Problem to solve – Return all lines in the material below that contain "rozbudowy".

Task input –
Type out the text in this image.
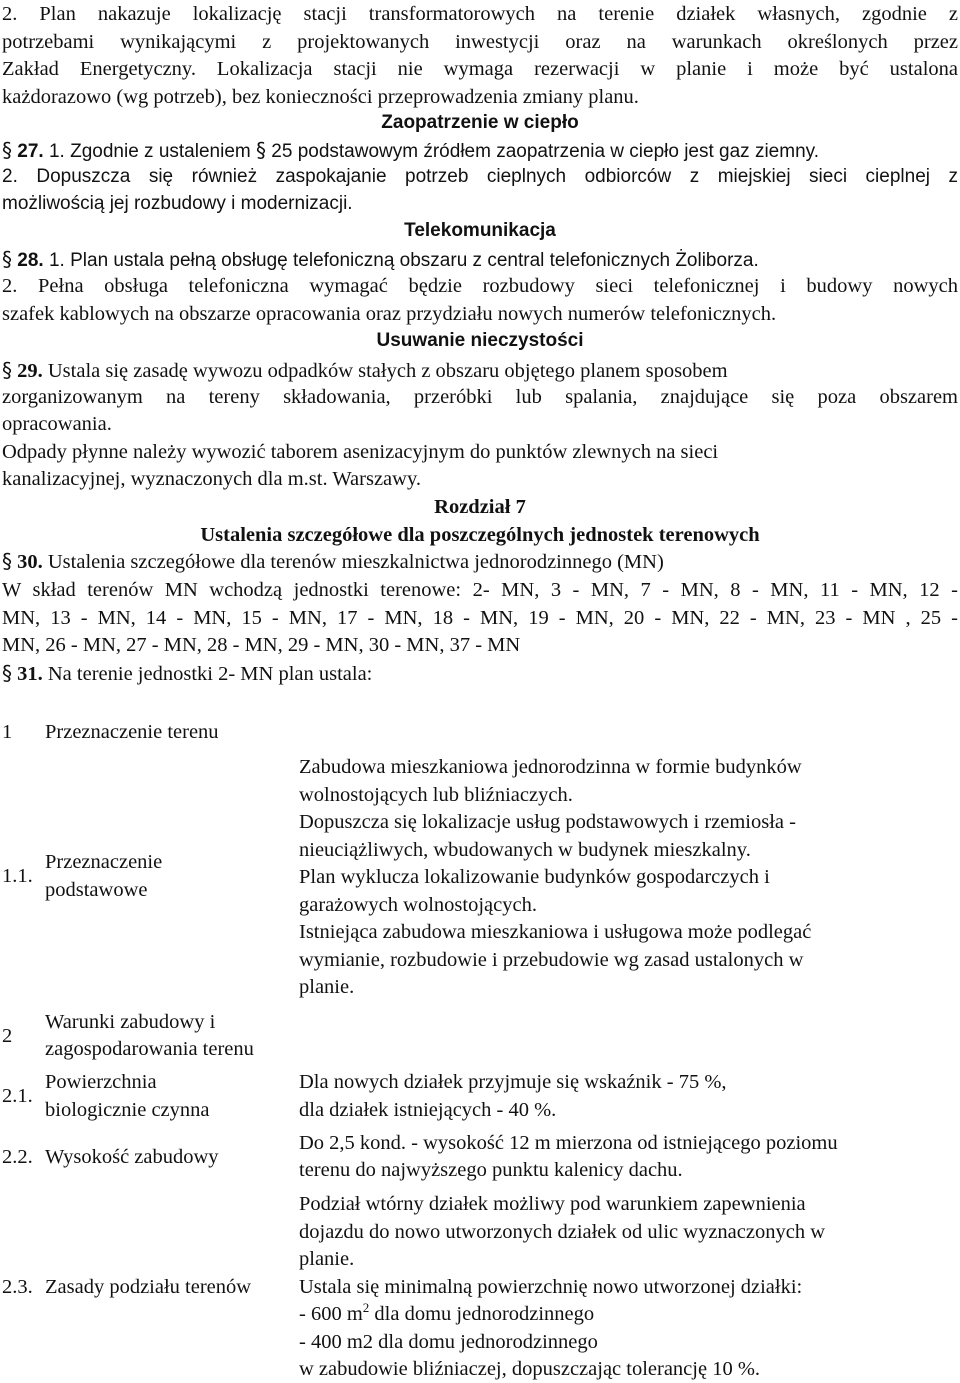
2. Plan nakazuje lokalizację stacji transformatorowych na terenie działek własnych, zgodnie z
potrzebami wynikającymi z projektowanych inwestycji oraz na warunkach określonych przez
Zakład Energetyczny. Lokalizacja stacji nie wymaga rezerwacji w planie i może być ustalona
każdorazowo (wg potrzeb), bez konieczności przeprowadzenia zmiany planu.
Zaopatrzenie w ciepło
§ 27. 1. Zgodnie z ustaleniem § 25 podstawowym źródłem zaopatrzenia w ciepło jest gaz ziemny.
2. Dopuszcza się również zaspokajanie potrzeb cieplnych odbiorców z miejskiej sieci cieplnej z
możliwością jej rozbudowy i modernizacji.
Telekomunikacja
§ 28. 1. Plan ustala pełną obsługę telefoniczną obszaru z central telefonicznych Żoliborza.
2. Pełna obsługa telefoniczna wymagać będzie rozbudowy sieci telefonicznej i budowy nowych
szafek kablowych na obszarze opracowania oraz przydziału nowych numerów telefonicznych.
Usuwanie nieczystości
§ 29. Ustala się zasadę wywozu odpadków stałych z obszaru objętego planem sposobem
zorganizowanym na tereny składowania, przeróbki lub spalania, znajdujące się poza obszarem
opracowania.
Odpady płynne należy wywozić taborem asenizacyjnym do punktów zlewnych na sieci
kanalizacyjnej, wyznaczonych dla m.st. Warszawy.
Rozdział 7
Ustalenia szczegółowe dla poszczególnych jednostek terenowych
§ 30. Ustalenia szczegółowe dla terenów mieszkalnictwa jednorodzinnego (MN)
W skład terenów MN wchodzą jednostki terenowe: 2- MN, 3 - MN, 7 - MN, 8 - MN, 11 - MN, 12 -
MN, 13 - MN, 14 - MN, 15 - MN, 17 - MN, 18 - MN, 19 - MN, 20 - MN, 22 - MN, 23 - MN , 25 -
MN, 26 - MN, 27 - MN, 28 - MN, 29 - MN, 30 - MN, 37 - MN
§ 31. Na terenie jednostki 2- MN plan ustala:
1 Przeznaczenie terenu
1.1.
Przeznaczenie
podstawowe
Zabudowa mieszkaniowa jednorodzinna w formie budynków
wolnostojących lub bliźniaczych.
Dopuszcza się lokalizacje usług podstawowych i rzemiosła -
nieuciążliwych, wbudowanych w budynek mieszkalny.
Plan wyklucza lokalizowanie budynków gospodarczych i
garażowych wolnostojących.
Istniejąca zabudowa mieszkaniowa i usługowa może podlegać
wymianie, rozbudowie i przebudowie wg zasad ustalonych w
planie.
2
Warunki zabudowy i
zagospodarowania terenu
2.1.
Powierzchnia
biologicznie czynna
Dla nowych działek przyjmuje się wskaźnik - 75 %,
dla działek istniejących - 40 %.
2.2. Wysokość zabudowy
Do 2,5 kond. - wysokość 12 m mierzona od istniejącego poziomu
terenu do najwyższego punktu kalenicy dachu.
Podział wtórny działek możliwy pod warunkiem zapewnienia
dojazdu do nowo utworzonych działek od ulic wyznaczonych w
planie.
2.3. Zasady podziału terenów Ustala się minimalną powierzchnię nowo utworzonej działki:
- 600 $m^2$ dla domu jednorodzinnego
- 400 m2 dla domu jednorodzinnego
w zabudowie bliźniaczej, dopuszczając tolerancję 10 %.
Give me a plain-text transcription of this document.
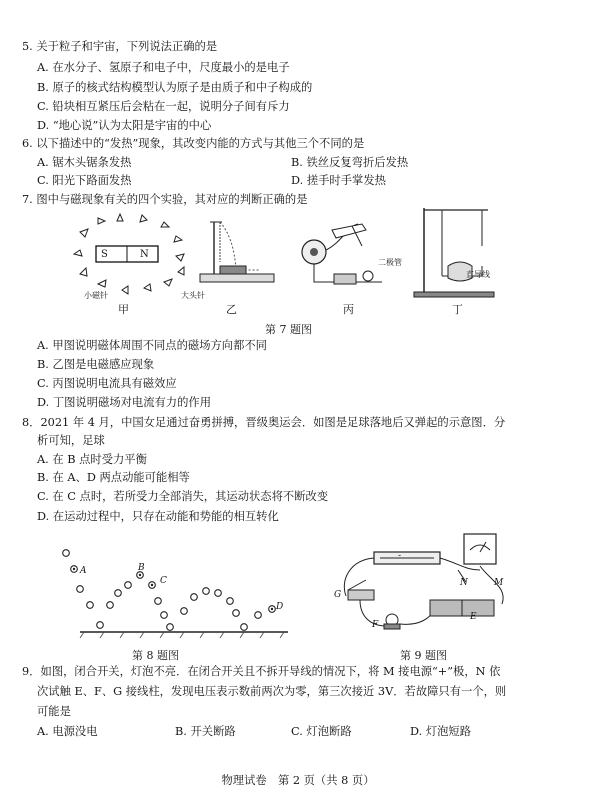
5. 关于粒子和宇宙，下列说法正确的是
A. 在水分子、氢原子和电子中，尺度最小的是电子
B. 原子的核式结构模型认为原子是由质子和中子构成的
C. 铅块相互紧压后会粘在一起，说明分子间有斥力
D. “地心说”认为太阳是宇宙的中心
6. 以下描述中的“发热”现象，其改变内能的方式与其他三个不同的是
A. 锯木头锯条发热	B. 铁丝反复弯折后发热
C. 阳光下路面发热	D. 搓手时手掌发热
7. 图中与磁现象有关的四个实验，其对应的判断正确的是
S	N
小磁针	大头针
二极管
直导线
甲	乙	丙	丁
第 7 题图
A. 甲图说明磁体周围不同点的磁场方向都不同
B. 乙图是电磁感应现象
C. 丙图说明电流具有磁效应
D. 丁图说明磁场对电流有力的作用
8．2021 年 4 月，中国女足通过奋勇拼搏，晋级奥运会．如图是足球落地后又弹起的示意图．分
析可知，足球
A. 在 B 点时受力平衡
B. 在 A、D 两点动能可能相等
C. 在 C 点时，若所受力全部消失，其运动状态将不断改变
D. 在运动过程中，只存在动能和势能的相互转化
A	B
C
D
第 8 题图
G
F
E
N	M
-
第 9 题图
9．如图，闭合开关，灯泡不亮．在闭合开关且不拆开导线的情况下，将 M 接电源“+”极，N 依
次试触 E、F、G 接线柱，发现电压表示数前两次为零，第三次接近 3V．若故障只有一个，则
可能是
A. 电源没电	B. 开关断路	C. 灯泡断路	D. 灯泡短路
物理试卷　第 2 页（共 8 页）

Solution below –
możliwością jej rozbudowy i modernizacji.
2. Pełna obsługa telefoniczna wymagać będzie rozbudowy sieci telefonicznej i budowy nowych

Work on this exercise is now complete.